PROBLEM TO SOLVE: Where a line holds the string "subtitle", return that line.

Items from a figure collection
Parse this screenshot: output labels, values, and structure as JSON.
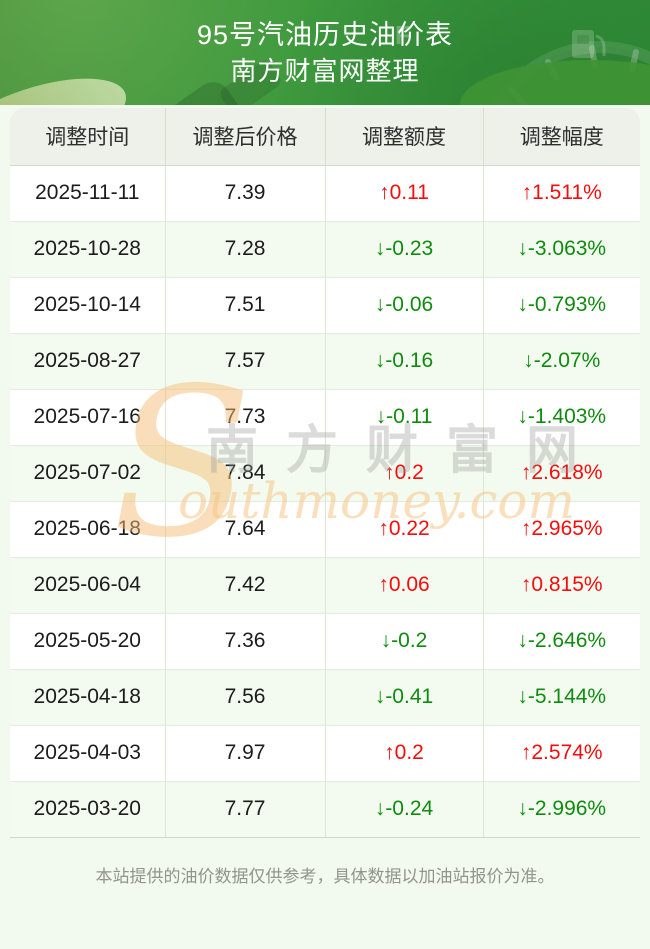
{
  "banner": {
    "title": "95号汽油历史油价表",
    "subtitle": "南方财富网整理"
  },
  "chart_data": {
    "type": "table",
    "title": "95号汽油历史油价表",
    "subtitle": "南方财富网整理",
    "columns": [
      "调整时间",
      "调整后价格",
      "调整额度",
      "调整幅度"
    ],
    "rows": [
      {
        "date": "2025-11-11",
        "price": "7.39",
        "change": "↑0.11",
        "pct": "↑1.511%",
        "direction": "up"
      },
      {
        "date": "2025-10-28",
        "price": "7.28",
        "change": "↓-0.23",
        "pct": "↓-3.063%",
        "direction": "down"
      },
      {
        "date": "2025-10-14",
        "price": "7.51",
        "change": "↓-0.06",
        "pct": "↓-0.793%",
        "direction": "down"
      },
      {
        "date": "2025-08-27",
        "price": "7.57",
        "change": "↓-0.16",
        "pct": "↓-2.07%",
        "direction": "down"
      },
      {
        "date": "2025-07-16",
        "price": "7.73",
        "change": "↓-0.11",
        "pct": "↓-1.403%",
        "direction": "down"
      },
      {
        "date": "2025-07-02",
        "price": "7.84",
        "change": "↑0.2",
        "pct": "↑2.618%",
        "direction": "up"
      },
      {
        "date": "2025-06-18",
        "price": "7.64",
        "change": "↑0.22",
        "pct": "↑2.965%",
        "direction": "up"
      },
      {
        "date": "2025-06-04",
        "price": "7.42",
        "change": "↑0.06",
        "pct": "↑0.815%",
        "direction": "up"
      },
      {
        "date": "2025-05-20",
        "price": "7.36",
        "change": "↓-0.2",
        "pct": "↓-2.646%",
        "direction": "down"
      },
      {
        "date": "2025-04-18",
        "price": "7.56",
        "change": "↓-0.41",
        "pct": "↓-5.144%",
        "direction": "down"
      },
      {
        "date": "2025-04-03",
        "price": "7.97",
        "change": "↑0.2",
        "pct": "↑2.574%",
        "direction": "up"
      },
      {
        "date": "2025-03-20",
        "price": "7.77",
        "change": "↓-0.24",
        "pct": "↓-2.996%",
        "direction": "down"
      }
    ]
  },
  "watermark": {
    "s": "S",
    "cn": "南方财富网",
    "en": "outhmoney.com"
  },
  "footer": {
    "note": "本站提供的油价数据仅供参考，具体数据以加油站报价为准。"
  },
  "colors": {
    "up_red": "#f50d0d",
    "down_green": "#0f8c0f",
    "banner_green": "#3f9a3e",
    "header_row_bg": "#edf1e9",
    "alt_row_bg": "#f3faef",
    "page_bg": "#f2f9ee"
  }
}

RESULT FOR THIS TASK:
    "subtitle": "南方财富网整理"
    "subtitle": "南方财富网整理",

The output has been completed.